## Input data
--- begin ---

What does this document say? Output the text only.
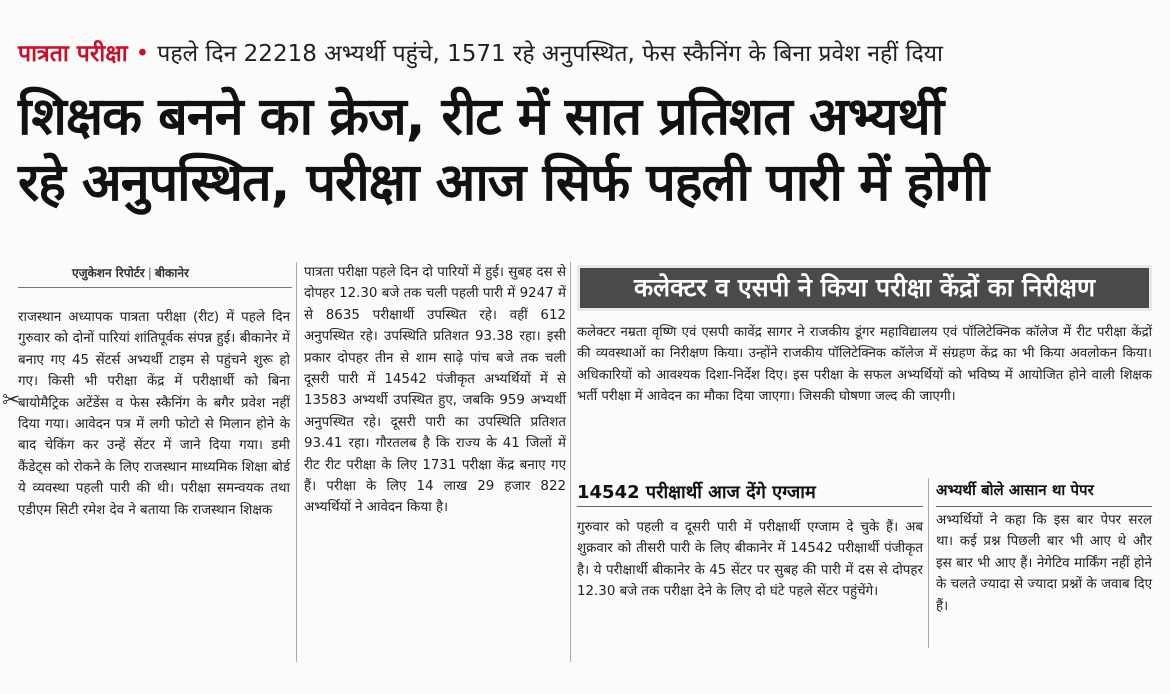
पात्रता परीक्षा • पहले दिन 22218 अभ्यर्थी पहुंचे, 1571 रहे अनुपस्थित, फेस स्कैनिंग के बिना प्रवेश नहीं दिया
शिक्षक बनने का क्रेज, रीट में सात प्रतिशत अभ्यर्थी
रहे अनुपस्थित, परीक्षा आज सिर्फ पहली पारी में होगी
✂
एजुकेशन रिपोर्टर | बीकानेर
राजस्थान अध्यापक पात्रता परीक्षा (रीट) में पहले दिन गुरुवार को दोनों पारियां शांतिपूर्वक संपन्न हुई। बीकानेर में बनाए गए 45 सेंटर्स अभ्यर्थी टाइम से पहुंचने शुरू हो गए। किसी भी परीक्षा केंद्र में परीक्षार्थी को बिना बायोमैट्रिक अटेंडेंस व फेस स्कैनिंग के बगैर प्रवेश नहीं दिया गया। आवेदन पत्र में लगी फोटो से मिलान होने के बाद चेकिंग कर उन्हें सेंटर में जाने दिया गया। डमी कैंडेट्स को रोकने के लिए राजस्थान माध्यमिक शिक्षा बोर्ड ये व्यवस्था पहली पारी की थी। परीक्षा समन्वयक तथा एडीएम सिटी रमेश देव ने बताया कि राजस्थान शिक्षक
पात्रता परीक्षा पहले दिन दो पारियों में हुई। सुबह दस से दोपहर 12.30 बजे तक चली पहली पारी में 9247 में से 8635 परीक्षार्थी उपस्थित रहे। वहीं 612 अनुपस्थित रहे। उपस्थिति प्रतिशत 93.38 रहा। इसी प्रकार दोपहर तीन से शाम साढ़े पांच बजे तक चली दूसरी पारी में 14542 पंजीकृत अभ्यर्थियों में से 13583 अभ्यर्थी उपस्थित हुए, जबकि 959 अभ्यर्थी अनुपस्थित रहे। दूसरी पारी का उपस्थिति प्रतिशत 93.41 रहा। गौरतलब है कि राज्य के 41 जिलों में रीट रीट परीक्षा के लिए 1731 परीक्षा केंद्र बनाए गए हैं। परीक्षा के लिए 14 लाख 29 हजार 822 अभ्यर्थियों ने आवेदन किया है।
कलेक्टर व एसपी ने किया परीक्षा केंद्रों का निरीक्षण
कलेक्टर नम्रता वृष्णि एवं एसपी कावेंद्र सागर ने राजकीय डूंगर महाविद्यालय एवं पॉलिटेक्निक कॉलेज में रीट परीक्षा केंद्रों की व्यवस्थाओं का निरीक्षण किया। उन्होंने राजकीय पॉलिटेक्निक कॉलेज में संग्रहण केंद्र का भी किया अवलोकन किया। अधिकारियों को आवश्यक दिशा-निर्देश दिए। इस परीक्षा के सफल अभ्यर्थियों को भविष्य में आयोजित होने वाली शिक्षक भर्ती परीक्षा में आवेदन का मौका दिया जाएगा। जिसकी घोषणा जल्द की जाएगी।
14542 परीक्षार्थी आज देंगे एग्जाम
गुरुवार को पहली व दूसरी पारी में परीक्षार्थी एग्जाम दे चुके हैं। अब शुक्रवार को तीसरी पारी के लिए बीकानेर में 14542 परीक्षार्थी पंजीकृत है। ये परीक्षार्थी बीकानेर के 45 सेंटर पर सुबह की पारी में दस से दोपहर 12.30 बजे तक परीक्षा देने के लिए दो घंटे पहले सेंटर पहुंचेंगे।
अभ्यर्थी बोले आसान था पेपर
अभ्यर्थियों ने कहा कि इस बार पेपर सरल था। कई प्रश्न पिछली बार भी आए थे और इस बार भी आए हैं। नेगेटिव मार्किंग नहीं होने के चलते ज्यादा से ज्यादा प्रश्नों के जवाब दिए हैं।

--- end ---

## Instruction
Repeat the material verbatim. Do not carry over any picture.

## Exercise solution
What does this document say? Output the text only.
पात्रता परीक्षा • पहले दिन 22218 अभ्यर्थी पहुंचे, 1571 रहे अनुपस्थित, फेस स्कैनिंग के बिना प्रवेश नहीं दिया
शिक्षक बनने का क्रेज, रीट में सात प्रतिशत अभ्यर्थी
रहे अनुपस्थित, परीक्षा आज सिर्फ पहली पारी में होगी
✂
एजुकेशन रिपोर्टर | बीकानेर
राजस्थान अध्यापक पात्रता परीक्षा (रीट) में पहले दिन गुरुवार को दोनों पारियां शांतिपूर्वक संपन्न हुई। बीकानेर में बनाए गए 45 सेंटर्स अभ्यर्थी टाइम से पहुंचने शुरू हो गए। किसी भी परीक्षा केंद्र में परीक्षार्थी को बिना बायोमैट्रिक अटेंडेंस व फेस स्कैनिंग के बगैर प्रवेश नहीं दिया गया। आवेदन पत्र में लगी फोटो से मिलान होने के बाद चेकिंग कर उन्हें सेंटर में जाने दिया गया। डमी कैंडेट्स को रोकने के लिए राजस्थान माध्यमिक शिक्षा बोर्ड ये व्यवस्था पहली पारी की थी। परीक्षा समन्वयक तथा एडीएम सिटी रमेश देव ने बताया कि राजस्थान शिक्षक
पात्रता परीक्षा पहले दिन दो पारियों में हुई। सुबह दस से दोपहर 12.30 बजे तक चली पहली पारी में 9247 में से 8635 परीक्षार्थी उपस्थित रहे। वहीं 612 अनुपस्थित रहे। उपस्थिति प्रतिशत 93.38 रहा। इसी प्रकार दोपहर तीन से शाम साढ़े पांच बजे तक चली दूसरी पारी में 14542 पंजीकृत अभ्यर्थियों में से 13583 अभ्यर्थी उपस्थित हुए, जबकि 959 अभ्यर्थी अनुपस्थित रहे। दूसरी पारी का उपस्थिति प्रतिशत 93.41 रहा। गौरतलब है कि राज्य के 41 जिलों में रीट रीट परीक्षा के लिए 1731 परीक्षा केंद्र बनाए गए हैं। परीक्षा के लिए 14 लाख 29 हजार 822 अभ्यर्थियों ने आवेदन किया है।
कलेक्टर व एसपी ने किया परीक्षा केंद्रों का निरीक्षण
कलेक्टर नम्रता वृष्णि एवं एसपी कावेंद्र सागर ने राजकीय डूंगर महाविद्यालय एवं पॉलिटेक्निक कॉलेज में रीट परीक्षा केंद्रों की व्यवस्थाओं का निरीक्षण किया। उन्होंने राजकीय पॉलिटेक्निक कॉलेज में संग्रहण केंद्र का भी किया अवलोकन किया। अधिकारियों को आवश्यक दिशा-निर्देश दिए। इस परीक्षा के सफल अभ्यर्थियों को भविष्य में आयोजित होने वाली शिक्षक भर्ती परीक्षा में आवेदन का मौका दिया जाएगा। जिसकी घोषणा जल्द की जाएगी।
14542 परीक्षार्थी आज देंगे एग्जाम
गुरुवार को पहली व दूसरी पारी में परीक्षार्थी एग्जाम दे चुके हैं। अब शुक्रवार को तीसरी पारी के लिए बीकानेर में 14542 परीक्षार्थी पंजीकृत है। ये परीक्षार्थी बीकानेर के 45 सेंटर पर सुबह की पारी में दस से दोपहर 12.30 बजे तक परीक्षा देने के लिए दो घंटे पहले सेंटर पहुंचेंगे।
अभ्यर्थी बोले आसान था पेपर
अभ्यर्थियों ने कहा कि इस बार पेपर सरल था। कई प्रश्न पिछली बार भी आए थे और इस बार भी आए हैं। नेगेटिव मार्किंग नहीं होने के चलते ज्यादा से ज्यादा प्रश्नों के जवाब दिए हैं।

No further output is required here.